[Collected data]
==*==

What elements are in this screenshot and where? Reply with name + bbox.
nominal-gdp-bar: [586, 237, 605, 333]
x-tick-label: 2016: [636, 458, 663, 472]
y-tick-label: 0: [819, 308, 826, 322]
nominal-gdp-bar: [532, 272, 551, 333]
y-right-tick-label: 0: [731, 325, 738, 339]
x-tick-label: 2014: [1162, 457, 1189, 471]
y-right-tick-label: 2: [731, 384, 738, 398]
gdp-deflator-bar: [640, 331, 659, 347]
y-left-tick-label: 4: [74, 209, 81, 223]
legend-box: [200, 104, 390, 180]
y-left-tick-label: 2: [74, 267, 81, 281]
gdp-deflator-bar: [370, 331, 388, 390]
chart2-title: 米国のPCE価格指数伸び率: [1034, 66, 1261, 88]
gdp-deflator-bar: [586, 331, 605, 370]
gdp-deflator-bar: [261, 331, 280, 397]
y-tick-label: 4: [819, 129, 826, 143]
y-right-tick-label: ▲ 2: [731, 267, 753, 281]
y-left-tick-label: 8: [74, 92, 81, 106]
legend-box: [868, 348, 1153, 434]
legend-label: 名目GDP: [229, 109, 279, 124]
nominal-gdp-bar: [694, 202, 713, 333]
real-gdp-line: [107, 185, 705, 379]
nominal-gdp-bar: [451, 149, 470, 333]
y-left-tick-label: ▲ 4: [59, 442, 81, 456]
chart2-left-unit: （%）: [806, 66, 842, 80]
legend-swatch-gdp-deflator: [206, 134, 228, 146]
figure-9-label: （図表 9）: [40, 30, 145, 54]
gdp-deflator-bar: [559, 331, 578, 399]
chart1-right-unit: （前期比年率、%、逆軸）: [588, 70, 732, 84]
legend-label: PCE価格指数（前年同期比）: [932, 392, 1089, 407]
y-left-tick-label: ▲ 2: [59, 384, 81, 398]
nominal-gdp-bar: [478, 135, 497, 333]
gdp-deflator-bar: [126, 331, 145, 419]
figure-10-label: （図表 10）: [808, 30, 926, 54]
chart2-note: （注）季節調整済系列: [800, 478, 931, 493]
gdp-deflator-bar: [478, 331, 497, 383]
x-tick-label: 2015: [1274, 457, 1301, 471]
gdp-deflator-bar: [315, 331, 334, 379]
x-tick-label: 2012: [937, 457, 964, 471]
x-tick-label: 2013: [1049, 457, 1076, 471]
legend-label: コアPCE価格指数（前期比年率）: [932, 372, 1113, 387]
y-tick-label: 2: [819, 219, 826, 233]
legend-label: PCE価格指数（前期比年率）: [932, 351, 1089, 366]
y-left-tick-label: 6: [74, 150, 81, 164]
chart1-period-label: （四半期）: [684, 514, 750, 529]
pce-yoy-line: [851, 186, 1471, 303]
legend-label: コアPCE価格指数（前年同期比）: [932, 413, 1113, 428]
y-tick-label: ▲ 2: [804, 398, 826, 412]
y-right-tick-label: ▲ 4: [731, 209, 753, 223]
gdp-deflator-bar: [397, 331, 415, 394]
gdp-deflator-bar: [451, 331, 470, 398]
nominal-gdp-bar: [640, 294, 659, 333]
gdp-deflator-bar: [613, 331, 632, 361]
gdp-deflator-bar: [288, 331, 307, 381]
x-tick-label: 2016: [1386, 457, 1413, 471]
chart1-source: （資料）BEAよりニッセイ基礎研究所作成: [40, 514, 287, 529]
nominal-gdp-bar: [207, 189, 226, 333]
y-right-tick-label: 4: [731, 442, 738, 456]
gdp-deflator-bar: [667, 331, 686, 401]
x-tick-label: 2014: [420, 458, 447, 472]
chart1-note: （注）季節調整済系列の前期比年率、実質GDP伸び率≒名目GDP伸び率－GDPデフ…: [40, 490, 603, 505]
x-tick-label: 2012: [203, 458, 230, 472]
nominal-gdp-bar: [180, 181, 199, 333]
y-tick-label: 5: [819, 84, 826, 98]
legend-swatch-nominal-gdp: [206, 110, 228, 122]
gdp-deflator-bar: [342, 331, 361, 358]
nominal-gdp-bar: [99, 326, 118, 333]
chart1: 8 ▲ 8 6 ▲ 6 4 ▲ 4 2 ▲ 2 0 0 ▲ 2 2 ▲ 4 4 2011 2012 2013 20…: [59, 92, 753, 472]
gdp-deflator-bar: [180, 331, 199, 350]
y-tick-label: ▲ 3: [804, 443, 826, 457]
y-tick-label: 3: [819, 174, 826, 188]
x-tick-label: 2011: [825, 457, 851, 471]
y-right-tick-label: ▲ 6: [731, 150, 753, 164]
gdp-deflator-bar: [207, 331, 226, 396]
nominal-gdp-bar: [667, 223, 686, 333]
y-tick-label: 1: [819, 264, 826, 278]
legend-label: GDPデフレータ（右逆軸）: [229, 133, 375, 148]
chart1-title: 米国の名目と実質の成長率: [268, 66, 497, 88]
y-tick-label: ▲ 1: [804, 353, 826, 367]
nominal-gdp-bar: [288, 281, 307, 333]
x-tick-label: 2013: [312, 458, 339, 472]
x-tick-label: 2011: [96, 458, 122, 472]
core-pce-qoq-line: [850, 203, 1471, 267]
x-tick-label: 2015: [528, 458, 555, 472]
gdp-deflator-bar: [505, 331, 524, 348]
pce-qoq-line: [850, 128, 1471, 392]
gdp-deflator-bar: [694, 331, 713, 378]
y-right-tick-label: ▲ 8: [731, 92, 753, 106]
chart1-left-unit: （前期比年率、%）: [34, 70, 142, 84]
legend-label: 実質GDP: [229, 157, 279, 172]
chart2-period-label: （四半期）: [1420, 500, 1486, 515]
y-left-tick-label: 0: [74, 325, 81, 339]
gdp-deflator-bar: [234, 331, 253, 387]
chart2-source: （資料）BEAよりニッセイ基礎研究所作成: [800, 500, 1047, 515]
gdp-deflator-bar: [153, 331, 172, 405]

==*==

WHAT YOU ARE ASKED TO DO:
Reproduce the records from their start through the line containing "gdp-deflator-bar: [315, 331, 334, 379]", substituting "nominal-gdp-column" for each occurrence of "nominal-gdp-bar" and changing nothing else.

SOLUTION TO THE PROBLEM:
What elements are in this screenshot and where? Reply with name + bbox.
nominal-gdp-column: [586, 237, 605, 333]
x-tick-label: 2016: [636, 458, 663, 472]
y-tick-label: 0: [819, 308, 826, 322]
nominal-gdp-column: [532, 272, 551, 333]
y-right-tick-label: 0: [731, 325, 738, 339]
x-tick-label: 2014: [1162, 457, 1189, 471]
y-right-tick-label: 2: [731, 384, 738, 398]
gdp-deflator-bar: [640, 331, 659, 347]
y-left-tick-label: 4: [74, 209, 81, 223]
legend-box: [200, 104, 390, 180]
y-left-tick-label: 2: [74, 267, 81, 281]
gdp-deflator-bar: [370, 331, 388, 390]
chart2-title: 米国のPCE価格指数伸び率: [1034, 66, 1261, 88]
gdp-deflator-bar: [586, 331, 605, 370]
gdp-deflator-bar: [261, 331, 280, 397]
y-tick-label: 4: [819, 129, 826, 143]
y-right-tick-label: ▲ 2: [731, 267, 753, 281]
y-left-tick-label: 8: [74, 92, 81, 106]
legend-box: [868, 348, 1153, 434]
legend-label: 名目GDP: [229, 109, 279, 124]
nominal-gdp-column: [694, 202, 713, 333]
real-gdp-line: [107, 185, 705, 379]
nominal-gdp-column: [451, 149, 470, 333]
y-left-tick-label: ▲ 4: [59, 442, 81, 456]
chart2-left-unit: （%）: [806, 66, 842, 80]
legend-swatch-gdp-deflator: [206, 134, 228, 146]
figure-9-label: （図表 9）: [40, 30, 145, 54]
gdp-deflator-bar: [559, 331, 578, 399]
chart1-right-unit: （前期比年率、%、逆軸）: [588, 70, 732, 84]
legend-label: PCE価格指数（前年同期比）: [932, 392, 1089, 407]
y-left-tick-label: ▲ 2: [59, 384, 81, 398]
nominal-gdp-column: [478, 135, 497, 333]
gdp-deflator-bar: [126, 331, 145, 419]
figure-10-label: （図表 10）: [808, 30, 926, 54]
chart2-note: （注）季節調整済系列: [800, 478, 931, 493]
gdp-deflator-bar: [478, 331, 497, 383]
x-tick-label: 2015: [1274, 457, 1301, 471]
gdp-deflator-bar: [315, 331, 334, 379]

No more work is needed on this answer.